### Data listing:

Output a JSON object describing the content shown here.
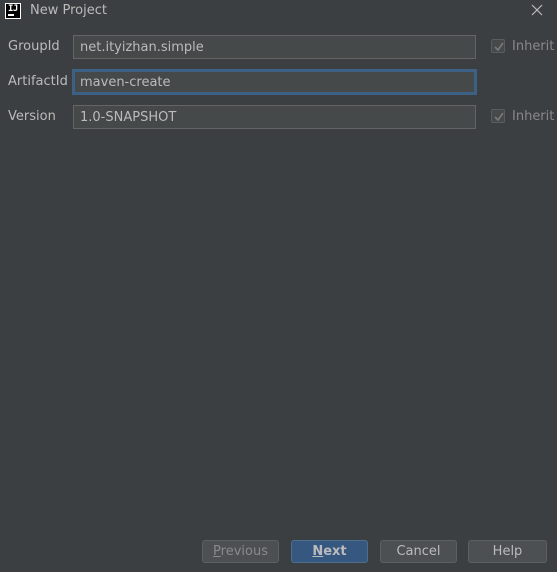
{
  "window": {
    "title": "New Project",
    "logo_text": "IJ"
  },
  "form": {
    "group_id": {
      "label": "GroupId",
      "value": "net.ityizhan.simple",
      "inherit_label": "Inherit",
      "inherit_checked": true
    },
    "artifact_id": {
      "label": "ArtifactId",
      "value": "maven-create"
    },
    "version": {
      "label": "Version",
      "value": "1.0-SNAPSHOT",
      "inherit_label": "Inherit",
      "inherit_checked": true
    }
  },
  "buttons": {
    "previous_mnemonic": "P",
    "previous_rest": "revious",
    "next_mnemonic": "N",
    "next_rest": "ext",
    "cancel": "Cancel",
    "help": "Help"
  },
  "colors": {
    "background": "#3c3f41",
    "field_background": "#45494a",
    "focus_border": "#3d6185",
    "default_button": "#365880",
    "text": "#bbbbbb"
  },
  "icons": {
    "logo": "intellij-logo-icon",
    "close": "close-icon",
    "check": "checkmark-icon"
  }
}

### Task goal:
Transcribe the full listing above exactly as it stands, minus the pictures.

### Answer to this task:
Output a JSON object describing the content shown here.
{
  "window": {
    "title": "New Project",
    "logo_text": "IJ"
  },
  "form": {
    "group_id": {
      "label": "GroupId",
      "value": "net.ityizhan.simple",
      "inherit_label": "Inherit",
      "inherit_checked": true
    },
    "artifact_id": {
      "label": "ArtifactId",
      "value": "maven-create"
    },
    "version": {
      "label": "Version",
      "value": "1.0-SNAPSHOT",
      "inherit_label": "Inherit",
      "inherit_checked": true
    }
  },
  "buttons": {
    "previous_mnemonic": "P",
    "previous_rest": "revious",
    "next_mnemonic": "N",
    "next_rest": "ext",
    "cancel": "Cancel",
    "help": "Help"
  },
  "colors": {
    "background": "#3c3f41",
    "field_background": "#45494a",
    "focus_border": "#3d6185",
    "default_button": "#365880",
    "text": "#bbbbbb"
  },
  "icons": {
    "logo": "intellij-logo-icon",
    "close": "close-icon",
    "check": "checkmark-icon"
  }
}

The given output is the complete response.